[Source data]
________________

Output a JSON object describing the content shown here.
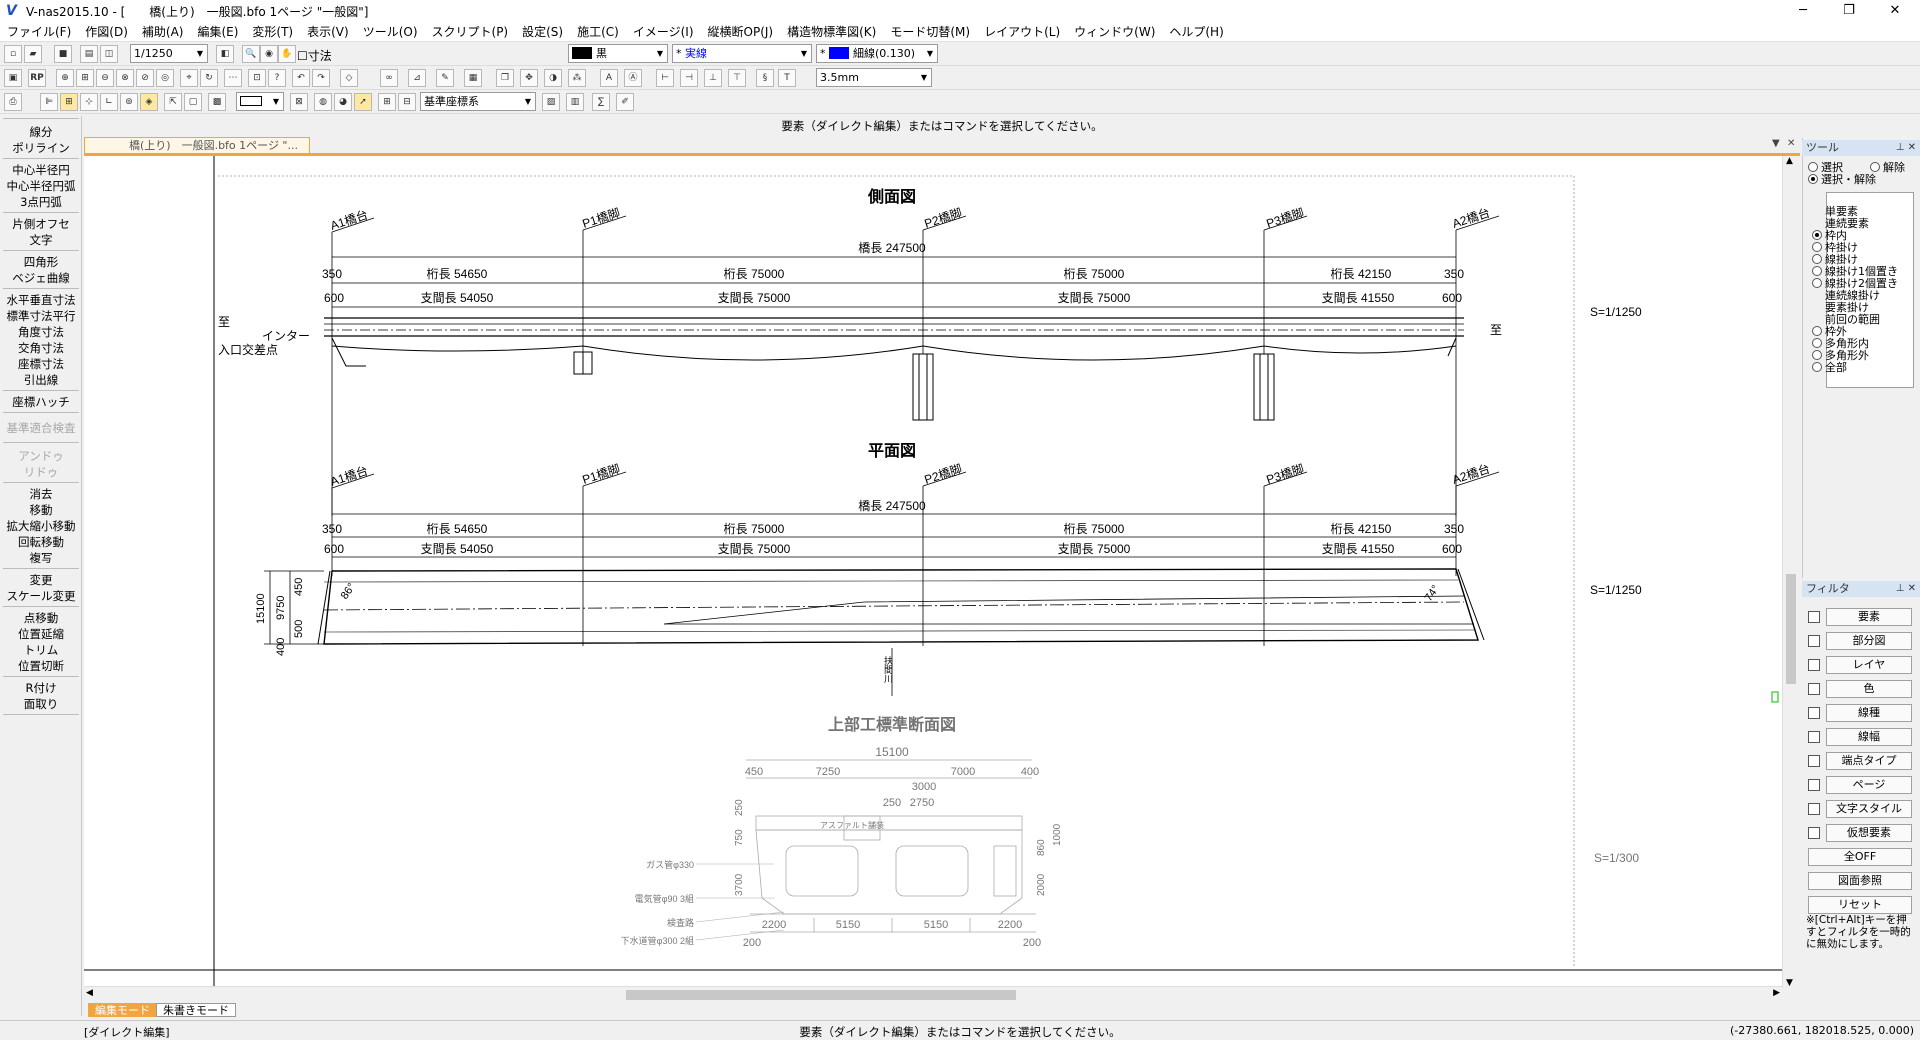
{
  "window": {
    "title": "V-nas2015.10 - [　　橋(上り)　一般図.bfo 1ページ \"一般図\"]",
    "btn_min": "─",
    "btn_max": "❐",
    "btn_close": "✕"
  },
  "menu": [
    "ファイル(F)",
    "作図(D)",
    "補助(A)",
    "編集(E)",
    "変形(T)",
    "表示(V)",
    "ツール(O)",
    "スクリプト(P)",
    "設定(S)",
    "施工(C)",
    "イメージ(I)",
    "縦横断OP(J)",
    "構造物標準図(K)",
    "モード切替(M)",
    "レイアウト(L)",
    "ウィンドウ(W)",
    "ヘルプ(H)"
  ],
  "toolbar": {
    "scale": "1/1250",
    "dim_label": "寸法",
    "color": "黒",
    "color_hex": "#000000",
    "line_type": "実線",
    "line_width": "細線(0.130)",
    "line_color_hex": "#0000ff",
    "text_size": "3.5mm",
    "coord_system": "基準座標系",
    "star": "*"
  },
  "left_buttons": {
    "g1": [
      "線分",
      "ポリライン"
    ],
    "g2": [
      "中心半径円",
      "中心半径円弧",
      "3点円弧"
    ],
    "g3": [
      "片側オフセ",
      "文字"
    ],
    "g4": [
      "四角形",
      "ベジェ曲線"
    ],
    "g5": [
      "水平垂直寸法",
      "標準寸法平行",
      "角度寸法",
      "交角寸法",
      "座標寸法",
      "引出線"
    ],
    "g6": [
      "座標ハッチ"
    ],
    "g7": [
      "基準適合検査"
    ],
    "g8": [
      "アンドゥ",
      "リドゥ"
    ],
    "g9": [
      "消去",
      "移動",
      "拡大縮小移動",
      "回転移動",
      "複写"
    ],
    "g10": [
      "変更",
      "スケール変更"
    ],
    "g11": [
      "点移動",
      "位置延縮",
      "トリム",
      "位置切断"
    ],
    "g12": [
      "R付け",
      "面取り"
    ]
  },
  "command_prompt": "要素（ダイレクト編集）またはコマンドを選択してください。",
  "doc_tab": "橋(上り)　一般図.bfo 1ページ \"...",
  "tool_panel": {
    "title": "ツール",
    "select": "選択",
    "release": "解除",
    "select_release": "選択・解除",
    "items": [
      "単要素",
      "連続要素",
      "枠内",
      "枠掛け",
      "線掛け",
      "線掛け1個置き",
      "線掛け2個置き",
      "連続線掛け",
      "要素掛け",
      "前回の範囲",
      "枠外",
      "多角形内",
      "多角形外",
      "全部"
    ],
    "radio_state": [
      null,
      null,
      true,
      false,
      false,
      false,
      false,
      null,
      null,
      null,
      false,
      false,
      false,
      false
    ]
  },
  "filter_panel": {
    "title": "フィルタ",
    "items": [
      "要素",
      "部分図",
      "レイヤ",
      "色",
      "線種",
      "線幅",
      "端点タイプ",
      "ページ",
      "文字スタイル",
      "仮想要素"
    ],
    "buttons": [
      "全OFF",
      "図面参照",
      "リセット"
    ],
    "note": "※[Ctrl+Alt]キーを押すとフィルタを一時的に無効にします。"
  },
  "modes": [
    "編集モード",
    "朱書きモード"
  ],
  "status": {
    "left": "[ダイレクト編集]",
    "center": "要素（ダイレクト編集）またはコマンドを選択してください。",
    "coords": "(-27380.661, 182018.525, 0.000)"
  },
  "drawing": {
    "side_title": "側面図",
    "plan_title": "平面図",
    "section_title": "上部工標準断面図",
    "supports": [
      "A1橋台",
      "P1橋脚",
      "P2橋脚",
      "P3橋脚",
      "A2橋台"
    ],
    "bridge_length": "橋長 247500",
    "girder": [
      "桁長 54650",
      "桁長 75000",
      "桁長 75000",
      "桁長 42150"
    ],
    "span": [
      "支間長 54050",
      "支間長 75000",
      "支間長 75000",
      "支間長 41550"
    ],
    "end_350": "350",
    "end_600": "600",
    "to": "至",
    "interchange": "インター",
    "junction": "入口交差点",
    "scale_1": "S=1/1250",
    "scale_2": "S=1/1250",
    "scale_3": "S=1/300",
    "width_dims": [
      "15100",
      "9750",
      "450",
      "500",
      "400"
    ],
    "angle_l": "86°",
    "angle_r": "74°",
    "river": "扶間川",
    "sec_dims_top": [
      "15100",
      "450",
      "7250",
      "7000",
      "400"
    ],
    "sec_dims_mid": [
      "3000",
      "250",
      "2750"
    ],
    "sec_dims_bottom": [
      "2200",
      "5150",
      "5150",
      "2200"
    ],
    "sec_dims_side": [
      "250",
      "750",
      "3700",
      "2000",
      "860",
      "1000",
      "200",
      "200"
    ],
    "asphalt": "アスファルト舗装",
    "sec_labels": [
      "ガス管φ330",
      "電気管φ90 3組",
      "検査路",
      "下水道管φ300 2組"
    ]
  }
}
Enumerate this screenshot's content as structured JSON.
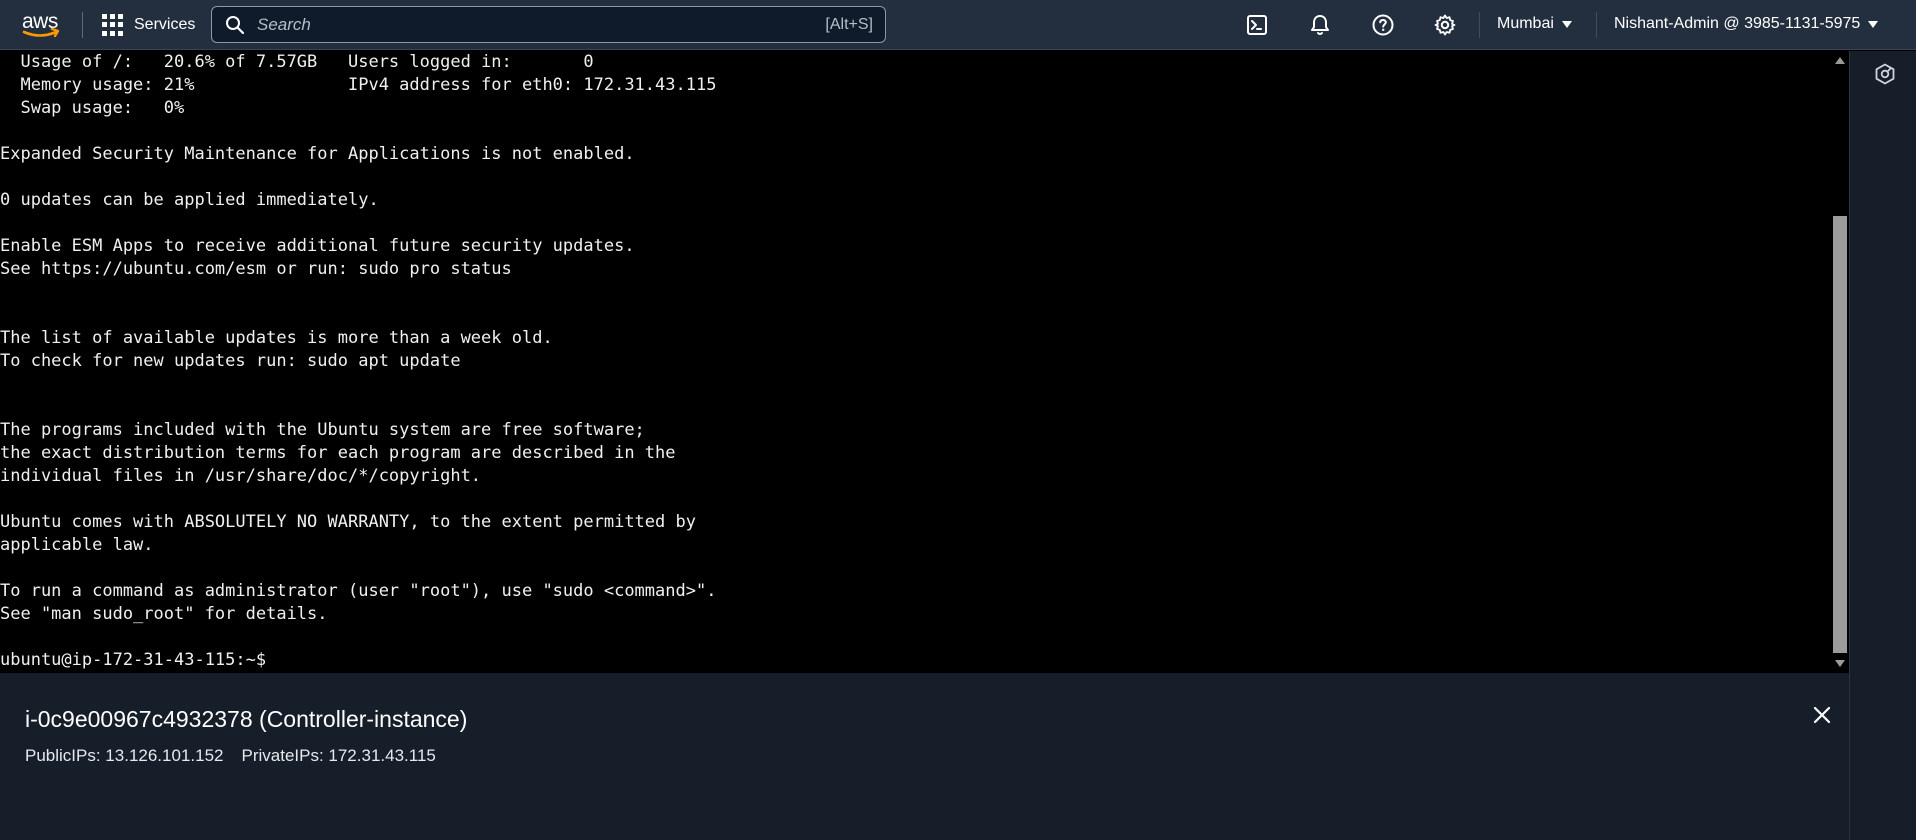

________________

Output the full set of records above without changing a word, and drop the images.

Output a JSON object describing the content shown here.
{
  "window": {
    "title": "V-nas2015.10 - [　　橋(上り)　一般図.bfo 1ページ \"一般図\"]",
    "btn_min": "─",
    "btn_max": "❐",
    "btn_close": "✕"
  },
  "menu": [
    "ファイル(F)",
    "作図(D)",
    "補助(A)",
    "編集(E)",
    "変形(T)",
    "表示(V)",
    "ツール(O)",
    "スクリプト(P)",
    "設定(S)",
    "施工(C)",
    "イメージ(I)",
    "縦横断OP(J)",
    "構造物標準図(K)",
    "モード切替(M)",
    "レイアウト(L)",
    "ウィンドウ(W)",
    "ヘルプ(H)"
  ],
  "toolbar": {
    "scale": "1/1250",
    "dim_label": "寸法",
    "color": "黒",
    "color_hex": "#000000",
    "line_type": "実線",
    "line_width": "細線(0.130)",
    "line_color_hex": "#0000ff",
    "text_size": "3.5mm",
    "coord_system": "基準座標系",
    "star": "*"
  },
  "left_buttons": {
    "g1": [
      "線分",
      "ポリライン"
    ],
    "g2": [
      "中心半径円",
      "中心半径円弧",
      "3点円弧"
    ],
    "g3": [
      "片側オフセ",
      "文字"
    ],
    "g4": [
      "四角形",
      "ベジェ曲線"
    ],
    "g5": [
      "水平垂直寸法",
      "標準寸法平行",
      "角度寸法",
      "交角寸法",
      "座標寸法",
      "引出線"
    ],
    "g6": [
      "座標ハッチ"
    ],
    "g7": [
      "基準適合検査"
    ],
    "g8": [
      "アンドゥ",
      "リドゥ"
    ],
    "g9": [
      "消去",
      "移動",
      "拡大縮小移動",
      "回転移動",
      "複写"
    ],
    "g10": [
      "変更",
      "スケール変更"
    ],
    "g11": [
      "点移動",
      "位置延縮",
      "トリム",
      "位置切断"
    ],
    "g12": [
      "R付け",
      "面取り"
    ]
  },
  "command_prompt": "要素（ダイレクト編集）またはコマンドを選択してください。",
  "doc_tab": "橋(上り)　一般図.bfo 1ページ \"...",
  "tool_panel": {
    "title": "ツール",
    "select": "選択",
    "release": "解除",
    "select_release": "選択・解除",
    "items": [
      "単要素",
      "連続要素",
      "枠内",
      "枠掛け",
      "線掛け",
      "線掛け1個置き",
      "線掛け2個置き",
      "連続線掛け",
      "要素掛け",
      "前回の範囲",
      "枠外",
      "多角形内",
      "多角形外",
      "全部"
    ],
    "radio_state": [
      null,
      null,
      true,
      false,
      false,
      false,
      false,
      null,
      null,
      null,
      false,
      false,
      false,
      false
    ]
  },
  "filter_panel": {
    "title": "フィルタ",
    "items": [
      "要素",
      "部分図",
      "レイヤ",
      "色",
      "線種",
      "線幅",
      "端点タイプ",
      "ページ",
      "文字スタイル",
      "仮想要素"
    ],
    "buttons": [
      "全OFF",
      "図面参照",
      "リセット"
    ],
    "note": "※[Ctrl+Alt]キーを押すとフィルタを一時的に無効にします。"
  },
  "modes": [
    "編集モード",
    "朱書きモード"
  ],
  "status": {
    "left": "[ダイレクト編集]",
    "center": "要素（ダイレクト編集）またはコマンドを選択してください。",
    "coords": "(-27380.661, 182018.525, 0.000)"
  },
  "drawing": {
    "side_title": "側面図",
    "plan_title": "平面図",
    "section_title": "上部工標準断面図",
    "supports": [
      "A1橋台",
      "P1橋脚",
      "P2橋脚",
      "P3橋脚",
      "A2橋台"
    ],
    "bridge_length": "橋長 247500",
    "girder": [
      "桁長 54650",
      "桁長 75000",
      "桁長 75000",
      "桁長 42150"
    ],
    "span": [
      "支間長 54050",
      "支間長 75000",
      "支間長 75000",
      "支間長 41550"
    ],
    "end_350": "350",
    "end_600": "600",
    "to": "至",
    "interchange": "インター",
    "junction": "入口交差点",
    "scale_1": "S=1/1250",
    "scale_2": "S=1/1250",
    "scale_3": "S=1/300",
    "width_dims": [
      "15100",
      "9750",
      "450",
      "500",
      "400"
    ],
    "angle_l": "86°",
    "angle_r": "74°",
    "river": "扶間川",
    "sec_dims_top": [
      "15100",
      "450",
      "7250",
      "7000",
      "400"
    ],
    "sec_dims_mid": [
      "3000",
      "250",
      "2750"
    ],
    "sec_dims_bottom": [
      "2200",
      "5150",
      "5150",
      "2200"
    ],
    "sec_dims_side": [
      "250",
      "750",
      "3700",
      "2000",
      "860",
      "1000",
      "200",
      "200"
    ],
    "asphalt": "アスファルト舗装",
    "sec_labels": [
      "ガス管φ330",
      "電気管φ90 3組",
      "検査路",
      "下水道管φ300 2組"
    ]
  }
}
Enumerate this screenshot's content as structured JSON.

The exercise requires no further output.